### EXERCISE GOAL
Scan the data beneath this task and copy each line that includes "Tools".

━━━━━ GIVEN RECORDS ━━━━━

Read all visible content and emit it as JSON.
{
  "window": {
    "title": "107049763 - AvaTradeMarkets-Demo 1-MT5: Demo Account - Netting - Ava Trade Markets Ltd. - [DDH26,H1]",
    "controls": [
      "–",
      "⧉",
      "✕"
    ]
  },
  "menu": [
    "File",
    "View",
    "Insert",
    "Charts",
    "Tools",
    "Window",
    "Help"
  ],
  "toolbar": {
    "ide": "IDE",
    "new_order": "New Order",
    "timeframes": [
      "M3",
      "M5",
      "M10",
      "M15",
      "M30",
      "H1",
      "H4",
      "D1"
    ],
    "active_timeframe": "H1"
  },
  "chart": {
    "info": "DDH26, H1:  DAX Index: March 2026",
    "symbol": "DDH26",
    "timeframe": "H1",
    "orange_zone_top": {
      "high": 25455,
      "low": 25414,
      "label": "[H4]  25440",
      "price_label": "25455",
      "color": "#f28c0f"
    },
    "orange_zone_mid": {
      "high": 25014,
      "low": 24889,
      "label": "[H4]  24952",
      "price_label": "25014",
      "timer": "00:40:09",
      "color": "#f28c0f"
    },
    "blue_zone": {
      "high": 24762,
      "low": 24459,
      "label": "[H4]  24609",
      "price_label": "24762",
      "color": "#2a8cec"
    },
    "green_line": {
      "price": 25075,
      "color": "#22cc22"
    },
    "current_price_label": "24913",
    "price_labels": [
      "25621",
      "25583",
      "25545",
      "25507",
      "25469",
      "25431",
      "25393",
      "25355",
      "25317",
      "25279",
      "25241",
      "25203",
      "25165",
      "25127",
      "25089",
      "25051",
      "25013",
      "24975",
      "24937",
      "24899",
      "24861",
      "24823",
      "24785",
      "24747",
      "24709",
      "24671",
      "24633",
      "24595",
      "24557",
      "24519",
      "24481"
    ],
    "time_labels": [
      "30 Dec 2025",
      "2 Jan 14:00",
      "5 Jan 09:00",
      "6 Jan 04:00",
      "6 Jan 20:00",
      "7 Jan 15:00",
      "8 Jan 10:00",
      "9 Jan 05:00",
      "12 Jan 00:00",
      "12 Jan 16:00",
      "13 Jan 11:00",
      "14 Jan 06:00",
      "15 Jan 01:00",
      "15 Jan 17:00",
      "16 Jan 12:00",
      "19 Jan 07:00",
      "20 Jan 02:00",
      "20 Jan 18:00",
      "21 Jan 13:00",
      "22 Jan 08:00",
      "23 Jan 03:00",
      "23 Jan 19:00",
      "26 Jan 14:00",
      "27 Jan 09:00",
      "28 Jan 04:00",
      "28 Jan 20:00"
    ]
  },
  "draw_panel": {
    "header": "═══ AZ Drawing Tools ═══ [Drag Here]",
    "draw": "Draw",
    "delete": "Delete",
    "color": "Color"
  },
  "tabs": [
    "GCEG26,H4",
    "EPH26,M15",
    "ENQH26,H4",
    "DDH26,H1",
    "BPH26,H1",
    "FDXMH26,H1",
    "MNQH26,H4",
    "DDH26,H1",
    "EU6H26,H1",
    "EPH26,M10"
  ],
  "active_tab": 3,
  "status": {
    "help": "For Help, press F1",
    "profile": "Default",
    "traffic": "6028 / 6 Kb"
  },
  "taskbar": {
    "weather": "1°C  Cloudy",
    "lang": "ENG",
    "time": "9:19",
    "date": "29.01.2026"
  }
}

━━━━━

### COMPLETE ANSWER
    "Tools",
    "header": "═══ AZ Drawing Tools ═══ [Drag Here]",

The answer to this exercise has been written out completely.